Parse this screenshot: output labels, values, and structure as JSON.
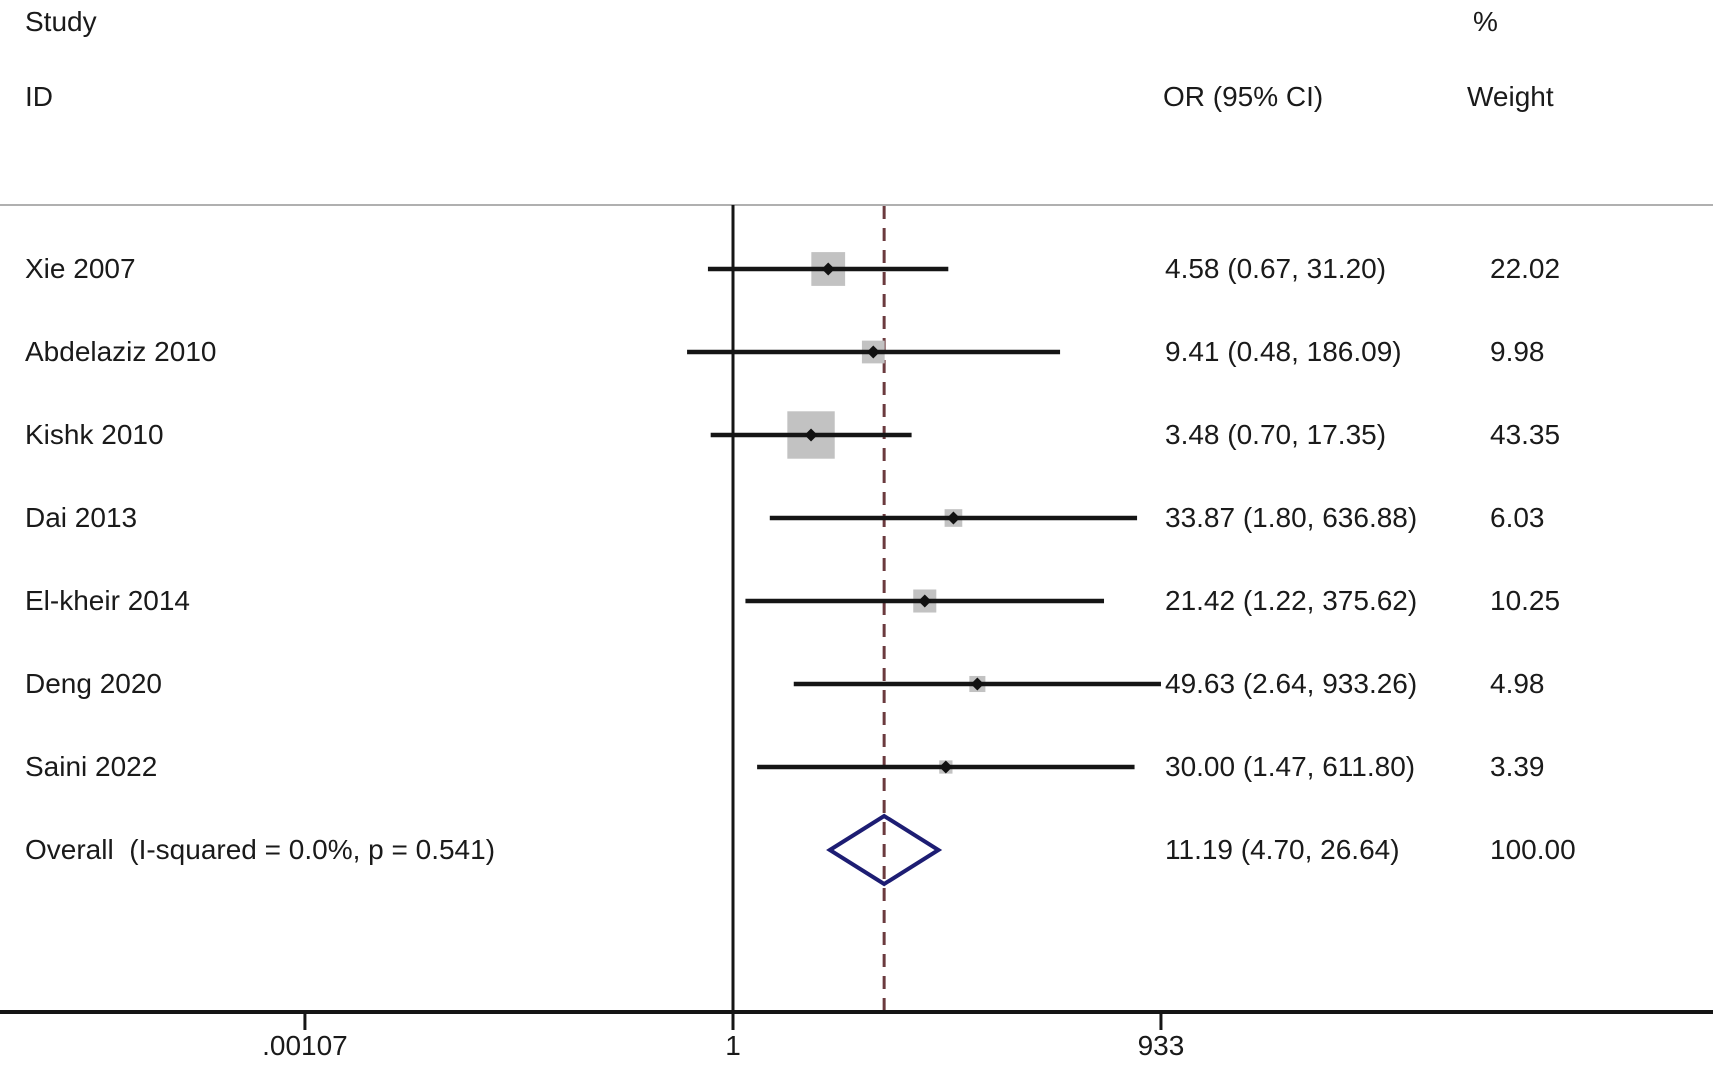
{
  "header": {
    "study_line1": "Study",
    "study_line2": "ID",
    "or_col": "OR (95% CI)",
    "weight_line1": "%",
    "weight_line2": "Weight"
  },
  "chart_data": {
    "type": "forest",
    "x_scale": "log",
    "x_ticks": [
      {
        "label": ".00107",
        "value": 0.00107
      },
      {
        "label": "1",
        "value": 1
      },
      {
        "label": "933",
        "value": 933
      }
    ],
    "null_line_value": 1,
    "studies": [
      {
        "id": "Xie 2007",
        "or": 4.58,
        "ci_low": 0.67,
        "ci_high": 31.2,
        "weight": 22.02,
        "or_text": "4.58 (0.67, 31.20)",
        "weight_text": "22.02"
      },
      {
        "id": "Abdelaziz 2010",
        "or": 9.41,
        "ci_low": 0.48,
        "ci_high": 186.09,
        "weight": 9.98,
        "or_text": "9.41 (0.48, 186.09)",
        "weight_text": "9.98"
      },
      {
        "id": "Kishk 2010",
        "or": 3.48,
        "ci_low": 0.7,
        "ci_high": 17.35,
        "weight": 43.35,
        "or_text": "3.48 (0.70, 17.35)",
        "weight_text": "43.35"
      },
      {
        "id": "Dai 2013",
        "or": 33.87,
        "ci_low": 1.8,
        "ci_high": 636.88,
        "weight": 6.03,
        "or_text": "33.87 (1.80, 636.88)",
        "weight_text": "6.03"
      },
      {
        "id": "El-kheir 2014",
        "or": 21.42,
        "ci_low": 1.22,
        "ci_high": 375.62,
        "weight": 10.25,
        "or_text": "21.42 (1.22, 375.62)",
        "weight_text": "10.25"
      },
      {
        "id": "Deng 2020",
        "or": 49.63,
        "ci_low": 2.64,
        "ci_high": 933.26,
        "weight": 4.98,
        "or_text": "49.63 (2.64, 933.26)",
        "weight_text": "4.98"
      },
      {
        "id": "Saini 2022",
        "or": 30.0,
        "ci_low": 1.47,
        "ci_high": 611.8,
        "weight": 3.39,
        "or_text": "30.00 (1.47, 611.80)",
        "weight_text": "3.39"
      }
    ],
    "overall": {
      "label": "Overall  (I-squared = 0.0%, p = 0.541)",
      "or": 11.19,
      "ci_low": 4.7,
      "ci_high": 26.64,
      "or_text": "11.19 (4.70, 26.64)",
      "weight_text": "100.00"
    }
  },
  "colors": {
    "text": "#1a1a1a",
    "line": "#151515",
    "box": "#c2c2c2",
    "diamond": "#1d1d73",
    "overall_dashed": "#6b3a3e",
    "top_rule": "#b0b0b0"
  }
}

CHALLENGE
The listing above must be printed again exactly, minus its pictures.

RESPONSE TO THE EXERCISE
Parse this screenshot: output labels, values, and structure as JSON.
{
  "header": {
    "study_line1": "Study",
    "study_line2": "ID",
    "or_col": "OR (95% CI)",
    "weight_line1": "%",
    "weight_line2": "Weight"
  },
  "chart_data": {
    "type": "forest",
    "x_scale": "log",
    "x_ticks": [
      {
        "label": ".00107",
        "value": 0.00107
      },
      {
        "label": "1",
        "value": 1
      },
      {
        "label": "933",
        "value": 933
      }
    ],
    "null_line_value": 1,
    "studies": [
      {
        "id": "Xie 2007",
        "or": 4.58,
        "ci_low": 0.67,
        "ci_high": 31.2,
        "weight": 22.02,
        "or_text": "4.58 (0.67, 31.20)",
        "weight_text": "22.02"
      },
      {
        "id": "Abdelaziz 2010",
        "or": 9.41,
        "ci_low": 0.48,
        "ci_high": 186.09,
        "weight": 9.98,
        "or_text": "9.41 (0.48, 186.09)",
        "weight_text": "9.98"
      },
      {
        "id": "Kishk 2010",
        "or": 3.48,
        "ci_low": 0.7,
        "ci_high": 17.35,
        "weight": 43.35,
        "or_text": "3.48 (0.70, 17.35)",
        "weight_text": "43.35"
      },
      {
        "id": "Dai 2013",
        "or": 33.87,
        "ci_low": 1.8,
        "ci_high": 636.88,
        "weight": 6.03,
        "or_text": "33.87 (1.80, 636.88)",
        "weight_text": "6.03"
      },
      {
        "id": "El-kheir 2014",
        "or": 21.42,
        "ci_low": 1.22,
        "ci_high": 375.62,
        "weight": 10.25,
        "or_text": "21.42 (1.22, 375.62)",
        "weight_text": "10.25"
      },
      {
        "id": "Deng 2020",
        "or": 49.63,
        "ci_low": 2.64,
        "ci_high": 933.26,
        "weight": 4.98,
        "or_text": "49.63 (2.64, 933.26)",
        "weight_text": "4.98"
      },
      {
        "id": "Saini 2022",
        "or": 30.0,
        "ci_low": 1.47,
        "ci_high": 611.8,
        "weight": 3.39,
        "or_text": "30.00 (1.47, 611.80)",
        "weight_text": "3.39"
      }
    ],
    "overall": {
      "label": "Overall  (I-squared = 0.0%, p = 0.541)",
      "or": 11.19,
      "ci_low": 4.7,
      "ci_high": 26.64,
      "or_text": "11.19 (4.70, 26.64)",
      "weight_text": "100.00"
    }
  },
  "colors": {
    "text": "#1a1a1a",
    "line": "#151515",
    "box": "#c2c2c2",
    "diamond": "#1d1d73",
    "overall_dashed": "#6b3a3e",
    "top_rule": "#b0b0b0"
  }
}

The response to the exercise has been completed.